### PROBLEM TO WORK ON:
Begin at the line that contains "Extract the structured" and repeat every line from there to the end of the records below, inclusive, without adding any other line.

== DATA SUPPLIED ==

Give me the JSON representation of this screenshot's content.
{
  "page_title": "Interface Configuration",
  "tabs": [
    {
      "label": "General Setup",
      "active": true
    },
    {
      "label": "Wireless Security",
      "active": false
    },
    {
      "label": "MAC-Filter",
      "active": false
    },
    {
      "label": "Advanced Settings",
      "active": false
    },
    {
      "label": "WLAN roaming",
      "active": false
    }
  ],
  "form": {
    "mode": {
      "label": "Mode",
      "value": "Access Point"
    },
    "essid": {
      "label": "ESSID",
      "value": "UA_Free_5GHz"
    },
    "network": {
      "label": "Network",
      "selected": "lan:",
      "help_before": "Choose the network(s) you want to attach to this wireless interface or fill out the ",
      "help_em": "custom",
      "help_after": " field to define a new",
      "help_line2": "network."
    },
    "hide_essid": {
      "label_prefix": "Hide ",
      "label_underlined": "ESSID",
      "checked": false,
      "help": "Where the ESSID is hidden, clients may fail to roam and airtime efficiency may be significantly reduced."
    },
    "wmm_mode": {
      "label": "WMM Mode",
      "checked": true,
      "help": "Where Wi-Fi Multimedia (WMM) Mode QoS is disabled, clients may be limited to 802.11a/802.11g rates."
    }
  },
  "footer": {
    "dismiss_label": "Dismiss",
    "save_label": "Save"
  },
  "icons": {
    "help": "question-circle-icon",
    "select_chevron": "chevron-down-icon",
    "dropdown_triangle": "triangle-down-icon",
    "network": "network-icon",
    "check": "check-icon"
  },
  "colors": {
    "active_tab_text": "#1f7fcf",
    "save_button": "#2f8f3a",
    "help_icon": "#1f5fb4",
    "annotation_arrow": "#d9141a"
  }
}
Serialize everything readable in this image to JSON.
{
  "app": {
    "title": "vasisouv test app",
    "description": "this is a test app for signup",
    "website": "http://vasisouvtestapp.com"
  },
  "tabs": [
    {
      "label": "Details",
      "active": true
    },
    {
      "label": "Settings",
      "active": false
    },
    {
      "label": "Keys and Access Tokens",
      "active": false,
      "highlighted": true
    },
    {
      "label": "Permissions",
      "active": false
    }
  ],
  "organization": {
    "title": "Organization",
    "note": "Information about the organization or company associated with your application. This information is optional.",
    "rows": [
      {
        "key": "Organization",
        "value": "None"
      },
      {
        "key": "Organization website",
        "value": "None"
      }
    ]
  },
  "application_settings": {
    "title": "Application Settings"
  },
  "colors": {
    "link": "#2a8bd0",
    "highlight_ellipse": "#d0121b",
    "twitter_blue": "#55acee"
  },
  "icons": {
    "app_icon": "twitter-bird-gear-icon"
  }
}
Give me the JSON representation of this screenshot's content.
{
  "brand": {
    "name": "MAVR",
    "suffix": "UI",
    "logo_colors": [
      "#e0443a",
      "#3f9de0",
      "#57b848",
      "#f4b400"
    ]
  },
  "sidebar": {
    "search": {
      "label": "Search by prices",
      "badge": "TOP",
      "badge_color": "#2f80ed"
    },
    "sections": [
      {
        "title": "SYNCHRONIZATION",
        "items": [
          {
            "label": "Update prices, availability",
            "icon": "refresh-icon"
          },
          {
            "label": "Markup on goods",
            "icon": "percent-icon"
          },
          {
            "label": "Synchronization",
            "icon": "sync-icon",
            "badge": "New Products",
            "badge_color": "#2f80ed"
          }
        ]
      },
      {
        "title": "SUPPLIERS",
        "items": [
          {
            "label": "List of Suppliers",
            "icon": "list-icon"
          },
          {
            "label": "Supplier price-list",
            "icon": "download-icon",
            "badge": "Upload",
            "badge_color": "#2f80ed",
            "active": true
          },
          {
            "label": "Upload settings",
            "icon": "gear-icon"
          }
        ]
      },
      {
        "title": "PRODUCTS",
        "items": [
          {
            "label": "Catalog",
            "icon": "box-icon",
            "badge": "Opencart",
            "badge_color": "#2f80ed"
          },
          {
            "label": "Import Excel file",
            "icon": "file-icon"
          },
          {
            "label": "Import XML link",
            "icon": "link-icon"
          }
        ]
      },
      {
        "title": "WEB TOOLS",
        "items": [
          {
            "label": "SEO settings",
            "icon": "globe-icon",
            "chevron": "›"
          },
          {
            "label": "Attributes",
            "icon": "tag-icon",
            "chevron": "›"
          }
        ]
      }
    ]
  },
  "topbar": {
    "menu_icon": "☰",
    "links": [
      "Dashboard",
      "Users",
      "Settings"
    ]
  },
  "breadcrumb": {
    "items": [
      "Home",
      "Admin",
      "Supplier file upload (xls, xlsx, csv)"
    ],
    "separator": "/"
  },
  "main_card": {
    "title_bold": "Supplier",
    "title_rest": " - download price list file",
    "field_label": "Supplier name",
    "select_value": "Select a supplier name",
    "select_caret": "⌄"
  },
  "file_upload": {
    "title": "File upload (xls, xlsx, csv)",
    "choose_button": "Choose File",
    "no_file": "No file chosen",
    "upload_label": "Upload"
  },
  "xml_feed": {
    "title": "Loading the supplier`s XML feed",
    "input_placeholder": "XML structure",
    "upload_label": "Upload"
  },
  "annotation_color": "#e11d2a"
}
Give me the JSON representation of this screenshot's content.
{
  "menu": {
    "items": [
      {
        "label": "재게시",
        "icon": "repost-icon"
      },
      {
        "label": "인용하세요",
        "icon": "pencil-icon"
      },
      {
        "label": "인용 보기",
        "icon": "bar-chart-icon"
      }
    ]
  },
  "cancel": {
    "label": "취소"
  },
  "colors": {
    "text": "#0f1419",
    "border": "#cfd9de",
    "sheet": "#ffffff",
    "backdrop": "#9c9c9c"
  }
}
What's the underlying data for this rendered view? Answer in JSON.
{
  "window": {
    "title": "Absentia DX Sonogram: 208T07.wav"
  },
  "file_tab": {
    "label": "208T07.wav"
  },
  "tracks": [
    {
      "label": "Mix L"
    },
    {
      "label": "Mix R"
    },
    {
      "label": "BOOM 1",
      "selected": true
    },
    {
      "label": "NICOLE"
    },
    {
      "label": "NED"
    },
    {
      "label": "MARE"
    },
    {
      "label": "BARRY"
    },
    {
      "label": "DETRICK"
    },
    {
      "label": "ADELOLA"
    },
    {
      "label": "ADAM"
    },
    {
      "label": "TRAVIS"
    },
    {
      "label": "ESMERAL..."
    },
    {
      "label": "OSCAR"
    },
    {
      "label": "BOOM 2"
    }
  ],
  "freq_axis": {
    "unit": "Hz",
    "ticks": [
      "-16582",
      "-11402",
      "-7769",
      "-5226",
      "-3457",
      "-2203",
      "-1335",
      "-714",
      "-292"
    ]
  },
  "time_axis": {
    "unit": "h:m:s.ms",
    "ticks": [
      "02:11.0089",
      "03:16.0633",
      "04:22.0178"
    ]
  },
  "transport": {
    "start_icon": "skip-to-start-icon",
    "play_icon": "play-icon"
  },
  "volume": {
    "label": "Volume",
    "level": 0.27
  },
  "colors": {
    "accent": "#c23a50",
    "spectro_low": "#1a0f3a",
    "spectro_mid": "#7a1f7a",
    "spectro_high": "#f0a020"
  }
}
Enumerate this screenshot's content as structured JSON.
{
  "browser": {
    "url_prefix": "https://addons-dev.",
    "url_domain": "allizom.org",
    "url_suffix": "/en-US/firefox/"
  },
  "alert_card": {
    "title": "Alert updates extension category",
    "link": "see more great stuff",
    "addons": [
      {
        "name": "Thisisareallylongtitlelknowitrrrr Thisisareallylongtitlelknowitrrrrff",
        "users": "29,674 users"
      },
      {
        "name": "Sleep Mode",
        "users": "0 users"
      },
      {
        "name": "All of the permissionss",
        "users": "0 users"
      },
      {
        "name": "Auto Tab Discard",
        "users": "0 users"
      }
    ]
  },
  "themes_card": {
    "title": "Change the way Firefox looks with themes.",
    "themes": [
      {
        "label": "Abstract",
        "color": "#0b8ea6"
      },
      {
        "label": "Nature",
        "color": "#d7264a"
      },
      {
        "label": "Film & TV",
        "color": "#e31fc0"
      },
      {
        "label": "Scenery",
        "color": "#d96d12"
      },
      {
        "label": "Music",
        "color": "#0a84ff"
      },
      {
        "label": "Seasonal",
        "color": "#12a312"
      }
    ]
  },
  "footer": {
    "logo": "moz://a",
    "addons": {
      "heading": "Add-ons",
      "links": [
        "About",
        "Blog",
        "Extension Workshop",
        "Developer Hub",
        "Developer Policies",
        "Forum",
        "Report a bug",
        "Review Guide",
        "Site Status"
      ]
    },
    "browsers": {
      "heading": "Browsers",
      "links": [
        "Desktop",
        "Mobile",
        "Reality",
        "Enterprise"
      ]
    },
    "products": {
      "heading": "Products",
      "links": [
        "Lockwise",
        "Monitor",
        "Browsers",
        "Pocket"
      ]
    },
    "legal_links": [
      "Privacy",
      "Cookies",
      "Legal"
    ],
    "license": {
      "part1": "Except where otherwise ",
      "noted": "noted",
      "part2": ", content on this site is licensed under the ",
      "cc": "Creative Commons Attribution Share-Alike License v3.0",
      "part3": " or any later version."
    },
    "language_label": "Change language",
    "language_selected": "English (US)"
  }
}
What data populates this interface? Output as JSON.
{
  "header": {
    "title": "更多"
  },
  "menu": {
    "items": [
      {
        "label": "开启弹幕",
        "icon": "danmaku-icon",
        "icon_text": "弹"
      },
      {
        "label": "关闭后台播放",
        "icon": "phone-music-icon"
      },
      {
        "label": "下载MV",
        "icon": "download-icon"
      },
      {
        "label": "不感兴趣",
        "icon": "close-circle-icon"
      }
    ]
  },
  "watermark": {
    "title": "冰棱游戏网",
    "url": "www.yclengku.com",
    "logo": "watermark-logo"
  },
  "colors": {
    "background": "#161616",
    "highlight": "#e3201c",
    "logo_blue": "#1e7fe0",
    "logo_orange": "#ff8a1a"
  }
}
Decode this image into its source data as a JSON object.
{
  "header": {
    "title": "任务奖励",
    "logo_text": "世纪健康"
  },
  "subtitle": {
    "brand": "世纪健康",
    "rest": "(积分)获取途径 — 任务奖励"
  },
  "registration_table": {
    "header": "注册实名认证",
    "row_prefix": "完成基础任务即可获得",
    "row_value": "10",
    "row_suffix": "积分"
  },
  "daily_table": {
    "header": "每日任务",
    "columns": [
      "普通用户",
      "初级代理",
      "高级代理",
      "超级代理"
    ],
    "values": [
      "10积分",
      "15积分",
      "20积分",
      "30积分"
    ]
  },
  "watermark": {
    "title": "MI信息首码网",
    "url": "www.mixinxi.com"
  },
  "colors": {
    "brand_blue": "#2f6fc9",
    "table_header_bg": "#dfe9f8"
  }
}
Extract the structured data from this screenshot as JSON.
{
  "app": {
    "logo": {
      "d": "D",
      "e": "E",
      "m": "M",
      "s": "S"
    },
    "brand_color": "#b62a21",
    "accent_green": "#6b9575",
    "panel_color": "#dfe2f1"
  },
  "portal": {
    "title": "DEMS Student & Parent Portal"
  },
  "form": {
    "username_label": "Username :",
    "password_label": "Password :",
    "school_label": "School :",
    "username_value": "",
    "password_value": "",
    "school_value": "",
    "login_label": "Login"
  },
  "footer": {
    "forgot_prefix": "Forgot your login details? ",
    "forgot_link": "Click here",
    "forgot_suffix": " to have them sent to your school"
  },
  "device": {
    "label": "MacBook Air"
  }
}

===

### RESPONSE:
Extract the structured data from this screenshot as JSON.
{
  "app": {
    "logo": {
      "d": "D",
      "e": "E",
      "m": "M",
      "s": "S"
    },
    "brand_color": "#b62a21",
    "accent_green": "#6b9575",
    "panel_color": "#dfe2f1"
  },
  "portal": {
    "title": "DEMS Student & Parent Portal"
  },
  "form": {
    "username_label": "Username :",
    "password_label": "Password :",
    "school_label": "School :",
    "username_value": "",
    "password_value": "",
    "school_value": "",
    "login_label": "Login"
  },
  "footer": {
    "forgot_prefix": "Forgot your login details? ",
    "forgot_link": "Click here",
    "forgot_suffix": " to have them sent to your school"
  },
  "device": {
    "label": "MacBook Air"
  }
}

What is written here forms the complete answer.